[start Data provided]
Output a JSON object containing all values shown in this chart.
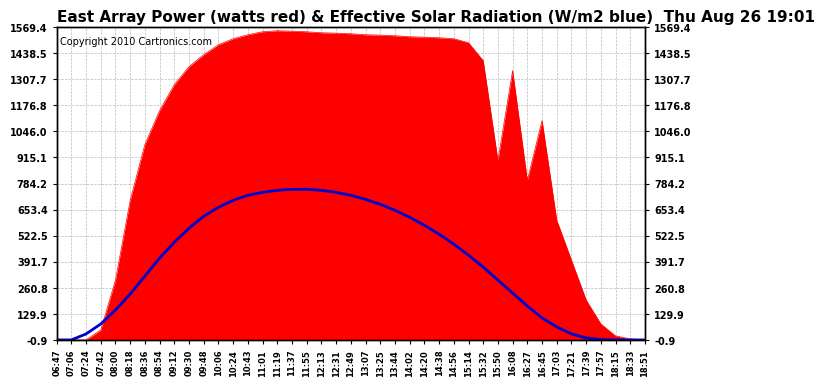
{
  "title": "East Array Power (watts red) & Effective Solar Radiation (W/m2 blue)  Thu Aug 26 19:01",
  "copyright": "Copyright 2010 Cartronics.com",
  "ymin": -0.9,
  "ymax": 1569.4,
  "yticks": [
    1569.4,
    1438.5,
    1307.7,
    1176.8,
    1046.0,
    915.1,
    784.2,
    653.4,
    522.5,
    391.7,
    260.8,
    129.9,
    -0.9
  ],
  "xtick_labels": [
    "06:47",
    "07:06",
    "07:24",
    "07:42",
    "08:00",
    "08:18",
    "08:36",
    "08:54",
    "09:12",
    "09:30",
    "09:48",
    "10:06",
    "10:24",
    "10:43",
    "11:01",
    "11:19",
    "11:37",
    "11:55",
    "12:13",
    "12:31",
    "12:49",
    "13:07",
    "13:25",
    "13:44",
    "14:02",
    "14:20",
    "14:38",
    "14:56",
    "15:14",
    "15:32",
    "15:50",
    "16:08",
    "16:27",
    "16:45",
    "17:03",
    "17:21",
    "17:39",
    "17:57",
    "18:15",
    "18:33",
    "18:51"
  ],
  "bg_color": "#ffffff",
  "plot_bg_color": "#ffffff",
  "grid_color": "#aaaaaa",
  "red_color": "#ff0000",
  "blue_color": "#0000cc",
  "title_color": "#000000",
  "title_fontsize": 11,
  "copyright_fontsize": 7,
  "pwr": [
    0,
    0,
    0,
    50,
    300,
    700,
    980,
    1150,
    1280,
    1370,
    1430,
    1480,
    1510,
    1530,
    1545,
    1550,
    1548,
    1545,
    1540,
    1538,
    1535,
    1530,
    1528,
    1525,
    1520,
    1518,
    1515,
    1510,
    1490,
    1400,
    900,
    1350,
    800,
    1100,
    600,
    400,
    200,
    80,
    20,
    5,
    0
  ],
  "sol": [
    0,
    0,
    30,
    80,
    150,
    230,
    320,
    410,
    490,
    560,
    620,
    665,
    700,
    725,
    740,
    750,
    755,
    755,
    750,
    740,
    725,
    705,
    680,
    650,
    615,
    575,
    530,
    480,
    425,
    365,
    300,
    235,
    170,
    110,
    65,
    30,
    10,
    2,
    0,
    0,
    0
  ]
}
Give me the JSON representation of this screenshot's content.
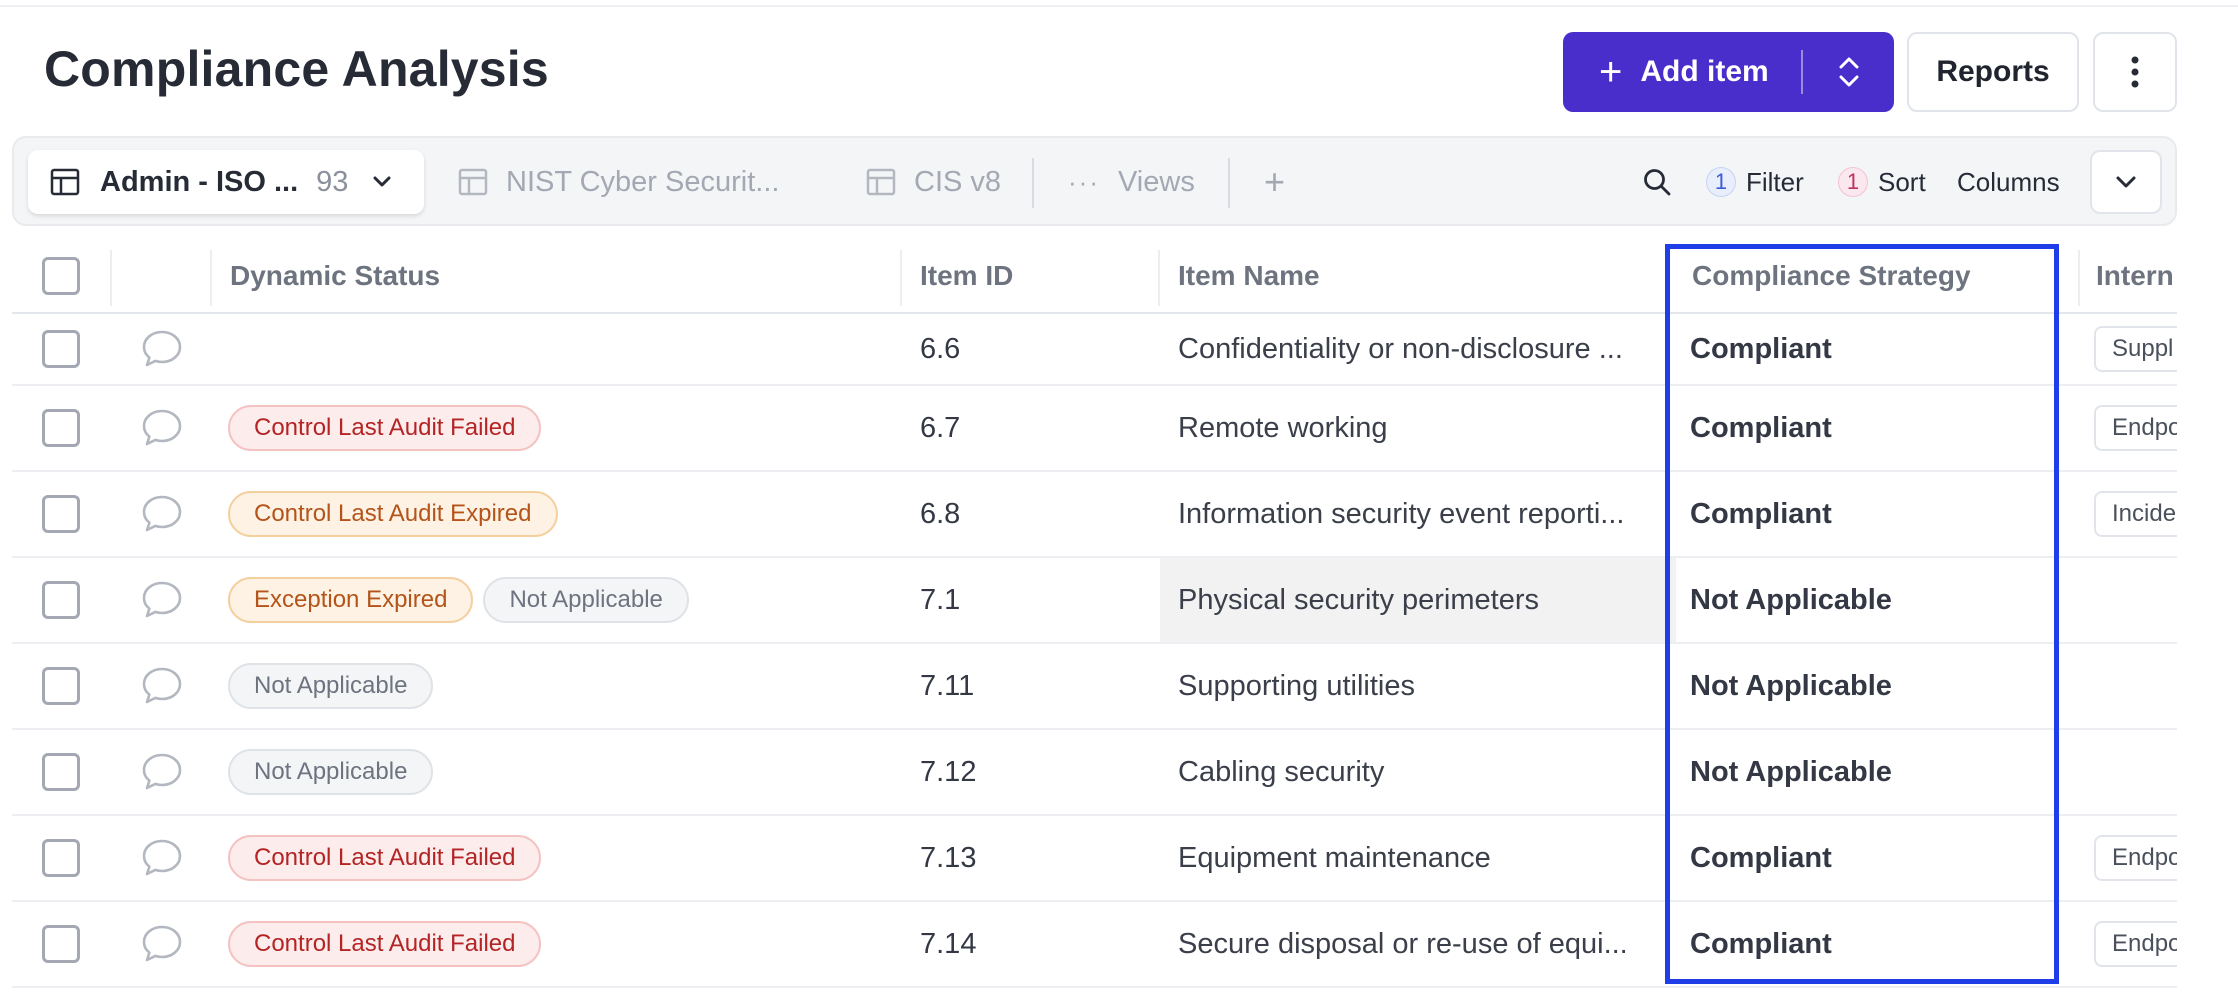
{
  "header": {
    "title": "Compliance Analysis",
    "add_item_label": "Add item",
    "reports_label": "Reports"
  },
  "views": {
    "active": {
      "label": "Admin - ISO ...",
      "count": "93"
    },
    "tabs": [
      {
        "label": "NIST Cyber Securit..."
      },
      {
        "label": "CIS v8"
      },
      {
        "label": "Views"
      }
    ],
    "filter": {
      "count": "1",
      "label": "Filter"
    },
    "sort": {
      "count": "1",
      "label": "Sort"
    },
    "columns_label": "Columns"
  },
  "table": {
    "columns": {
      "dynamic_status": "Dynamic Status",
      "item_id": "Item ID",
      "item_name": "Item Name",
      "compliance_strategy": "Compliance Strategy",
      "internal": "Intern"
    },
    "rows": [
      {
        "statuses": [],
        "item_id": "6.6",
        "item_name": "Confidentiality or non-disclosure ...",
        "strategy": "Compliant",
        "internal": "Suppl"
      },
      {
        "statuses": [
          {
            "label": "Control Last Audit Failed",
            "tone": "red"
          }
        ],
        "item_id": "6.7",
        "item_name": "Remote working",
        "strategy": "Compliant",
        "internal": "Endpo"
      },
      {
        "statuses": [
          {
            "label": "Control Last Audit Expired",
            "tone": "orange"
          }
        ],
        "item_id": "6.8",
        "item_name": "Information security event reporti...",
        "strategy": "Compliant",
        "internal": "Incide"
      },
      {
        "statuses": [
          {
            "label": "Exception Expired",
            "tone": "orange"
          },
          {
            "label": "Not Applicable",
            "tone": "gray"
          }
        ],
        "item_id": "7.1",
        "item_name": "Physical security perimeters",
        "strategy": "Not Applicable",
        "internal": "",
        "hovered": true
      },
      {
        "statuses": [
          {
            "label": "Not Applicable",
            "tone": "gray"
          }
        ],
        "item_id": "7.11",
        "item_name": "Supporting utilities",
        "strategy": "Not Applicable",
        "internal": ""
      },
      {
        "statuses": [
          {
            "label": "Not Applicable",
            "tone": "gray"
          }
        ],
        "item_id": "7.12",
        "item_name": "Cabling security",
        "strategy": "Not Applicable",
        "internal": ""
      },
      {
        "statuses": [
          {
            "label": "Control Last Audit Failed",
            "tone": "red"
          }
        ],
        "item_id": "7.13",
        "item_name": "Equipment maintenance",
        "strategy": "Compliant",
        "internal": "Endpo"
      },
      {
        "statuses": [
          {
            "label": "Control Last Audit Failed",
            "tone": "red"
          }
        ],
        "item_id": "7.14",
        "item_name": "Secure disposal or re-use of equi...",
        "strategy": "Compliant",
        "internal": "Endpo"
      }
    ]
  },
  "colors": {
    "accent": "#4a2ecb",
    "highlight": "#1f3ee8",
    "status_red": "#b42424",
    "status_orange": "#b4541a",
    "status_gray": "#6d737f"
  },
  "icons": {
    "add": "plus-icon",
    "add_menu": "chevron-up-down-icon",
    "more": "vertical-ellipsis-icon",
    "view": "table-icon",
    "search": "search-icon",
    "expand": "chevron-down-icon",
    "comment": "comment-icon"
  }
}
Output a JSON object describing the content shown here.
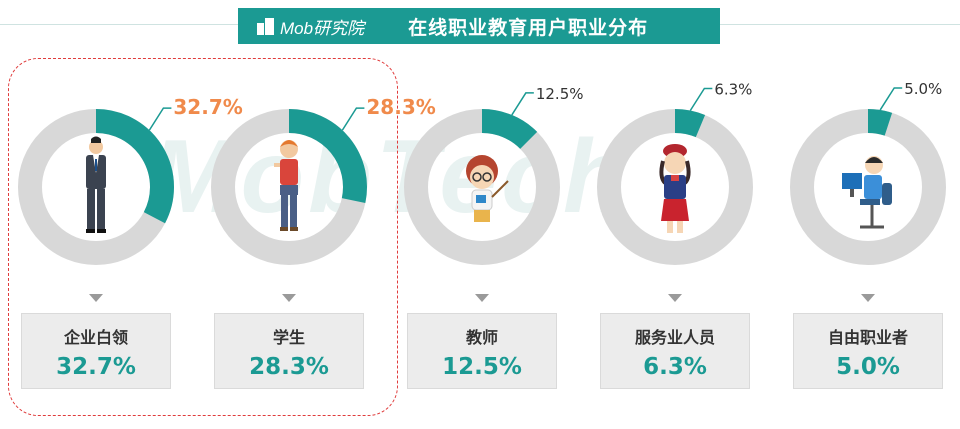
{
  "header": {
    "logo_text": "Mob研究院",
    "title": "在线职业教育用户职业分布"
  },
  "watermark": "MobTech",
  "colors": {
    "accent": "#1b9a93",
    "track": "#d8d8d8",
    "highlight_label": "#f08a4b",
    "normal_label": "#333333"
  },
  "chart_data": {
    "type": "pie",
    "categories": [
      "企业白领",
      "学生",
      "教师",
      "服务业人员",
      "自由职业者"
    ],
    "values": [
      32.7,
      28.3,
      12.5,
      6.3,
      5.0
    ],
    "labels": [
      "32.7%",
      "28.3%",
      "12.5%",
      "6.3%",
      "5.0%"
    ],
    "highlighted": [
      true,
      true,
      false,
      false,
      false
    ],
    "icons": [
      "businessman-icon",
      "student-icon",
      "teacher-icon",
      "flight-attendant-icon",
      "freelancer-icon"
    ]
  }
}
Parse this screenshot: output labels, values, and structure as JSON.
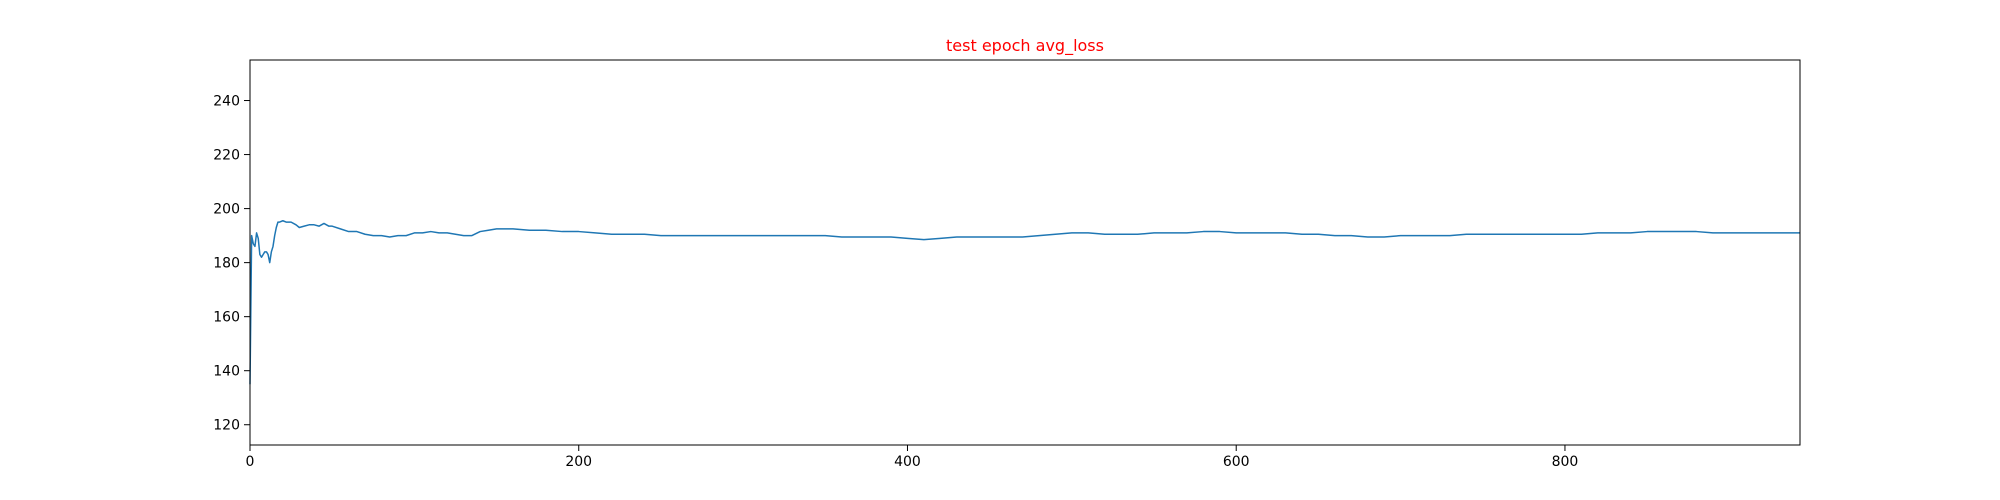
[end Data provided]
§ Task prompt:
Transcribe the listing above verbatim. Omit the pictures.

§ Solution below:
Output a JSON object containing all values shown in this chart.
{
  "title": "East Array Power (watts red) & Effective Solar Radiation (W/m2 blue)  Thu Aug 26 19:01",
  "copyright": "Copyright 2010 Cartronics.com",
  "ymin": -0.9,
  "ymax": 1569.4,
  "yticks": [
    1569.4,
    1438.5,
    1307.7,
    1176.8,
    1046.0,
    915.1,
    784.2,
    653.4,
    522.5,
    391.7,
    260.8,
    129.9,
    -0.9
  ],
  "xtick_labels": [
    "06:47",
    "07:06",
    "07:24",
    "07:42",
    "08:00",
    "08:18",
    "08:36",
    "08:54",
    "09:12",
    "09:30",
    "09:48",
    "10:06",
    "10:24",
    "10:43",
    "11:01",
    "11:19",
    "11:37",
    "11:55",
    "12:13",
    "12:31",
    "12:49",
    "13:07",
    "13:25",
    "13:44",
    "14:02",
    "14:20",
    "14:38",
    "14:56",
    "15:14",
    "15:32",
    "15:50",
    "16:08",
    "16:27",
    "16:45",
    "17:03",
    "17:21",
    "17:39",
    "17:57",
    "18:15",
    "18:33",
    "18:51"
  ],
  "bg_color": "#ffffff",
  "plot_bg_color": "#ffffff",
  "grid_color": "#aaaaaa",
  "red_color": "#ff0000",
  "blue_color": "#0000cc",
  "title_color": "#000000",
  "title_fontsize": 11,
  "copyright_fontsize": 7,
  "pwr": [
    0,
    0,
    0,
    50,
    300,
    700,
    980,
    1150,
    1280,
    1370,
    1430,
    1480,
    1510,
    1530,
    1545,
    1550,
    1548,
    1545,
    1540,
    1538,
    1535,
    1530,
    1528,
    1525,
    1520,
    1518,
    1515,
    1510,
    1490,
    1400,
    900,
    1350,
    800,
    1100,
    600,
    400,
    200,
    80,
    20,
    5,
    0
  ],
  "sol": [
    0,
    0,
    30,
    80,
    150,
    230,
    320,
    410,
    490,
    560,
    620,
    665,
    700,
    725,
    740,
    750,
    755,
    755,
    750,
    740,
    725,
    705,
    680,
    650,
    615,
    575,
    530,
    480,
    425,
    365,
    300,
    235,
    170,
    110,
    65,
    30,
    10,
    2,
    0,
    0,
    0
  ]
}
Give me the JSON representation of this screenshot's content.
{
  "header": {
    "title": "Compliance Analysis",
    "add_item_label": "Add item",
    "reports_label": "Reports"
  },
  "views": {
    "active": {
      "label": "Admin - ISO ...",
      "count": "93"
    },
    "tabs": [
      {
        "label": "NIST Cyber Securit..."
      },
      {
        "label": "CIS v8"
      },
      {
        "label": "Views"
      }
    ],
    "filter": {
      "count": "1",
      "label": "Filter"
    },
    "sort": {
      "count": "1",
      "label": "Sort"
    },
    "columns_label": "Columns"
  },
  "table": {
    "columns": {
      "dynamic_status": "Dynamic Status",
      "item_id": "Item ID",
      "item_name": "Item Name",
      "compliance_strategy": "Compliance Strategy",
      "internal": "Intern"
    },
    "rows": [
      {
        "statuses": [],
        "item_id": "6.6",
        "item_name": "Confidentiality or non-disclosure ...",
        "strategy": "Compliant",
        "internal": "Suppl"
      },
      {
        "statuses": [
          {
            "label": "Control Last Audit Failed",
            "tone": "red"
          }
        ],
        "item_id": "6.7",
        "item_name": "Remote working",
        "strategy": "Compliant",
        "internal": "Endpo"
      },
      {
        "statuses": [
          {
            "label": "Control Last Audit Expired",
            "tone": "orange"
          }
        ],
        "item_id": "6.8",
        "item_name": "Information security event reporti...",
        "strategy": "Compliant",
        "internal": "Incide"
      },
      {
        "statuses": [
          {
            "label": "Exception Expired",
            "tone": "orange"
          },
          {
            "label": "Not Applicable",
            "tone": "gray"
          }
        ],
        "item_id": "7.1",
        "item_name": "Physical security perimeters",
        "strategy": "Not Applicable",
        "internal": "",
        "hovered": true
      },
      {
        "statuses": [
          {
            "label": "Not Applicable",
            "tone": "gray"
          }
        ],
        "item_id": "7.11",
        "item_name": "Supporting utilities",
        "strategy": "Not Applicable",
        "internal": ""
      },
      {
        "statuses": [
          {
            "label": "Not Applicable",
            "tone": "gray"
          }
        ],
        "item_id": "7.12",
        "item_name": "Cabling security",
        "strategy": "Not Applicable",
        "internal": ""
      },
      {
        "statuses": [
          {
            "label": "Control Last Audit Failed",
            "tone": "red"
          }
        ],
        "item_id": "7.13",
        "item_name": "Equipment maintenance",
        "strategy": "Compliant",
        "internal": "Endpo"
      },
      {
        "statuses": [
          {
            "label": "Control Last Audit Failed",
            "tone": "red"
          }
        ],
        "item_id": "7.14",
        "item_name": "Secure disposal or re-use of equi...",
        "strategy": "Compliant",
        "internal": "Endpo"
      }
    ]
  },
  "colors": {
    "accent": "#4a2ecb",
    "highlight": "#1f3ee8",
    "status_red": "#b42424",
    "status_orange": "#b4541a",
    "status_gray": "#6d737f"
  },
  "icons": {
    "add": "plus-icon",
    "add_menu": "chevron-up-down-icon",
    "more": "vertical-ellipsis-icon",
    "view": "table-icon",
    "search": "search-icon",
    "expand": "chevron-down-icon",
    "comment": "comment-icon"
  }
}
Output a JSON object describing the content shown here.
{
  "header": {
    "logo_text": "Mob研究院",
    "title": "在线职业教育用户职业分布"
  },
  "watermark": "MobTech",
  "colors": {
    "accent": "#1b9a93",
    "track": "#d8d8d8",
    "highlight_label": "#f08a4b",
    "normal_label": "#333333"
  },
  "chart_data": {
    "type": "pie",
    "categories": [
      "企业白领",
      "学生",
      "教师",
      "服务业人员",
      "自由职业者"
    ],
    "values": [
      32.7,
      28.3,
      12.5,
      6.3,
      5.0
    ],
    "labels": [
      "32.7%",
      "28.3%",
      "12.5%",
      "6.3%",
      "5.0%"
    ],
    "highlighted": [
      true,
      true,
      false,
      false,
      false
    ],
    "icons": [
      "businessman-icon",
      "student-icon",
      "teacher-icon",
      "flight-attendant-icon",
      "freelancer-icon"
    ]
  }
}
Parse this screenshot: output labels, values, and structure as JSON.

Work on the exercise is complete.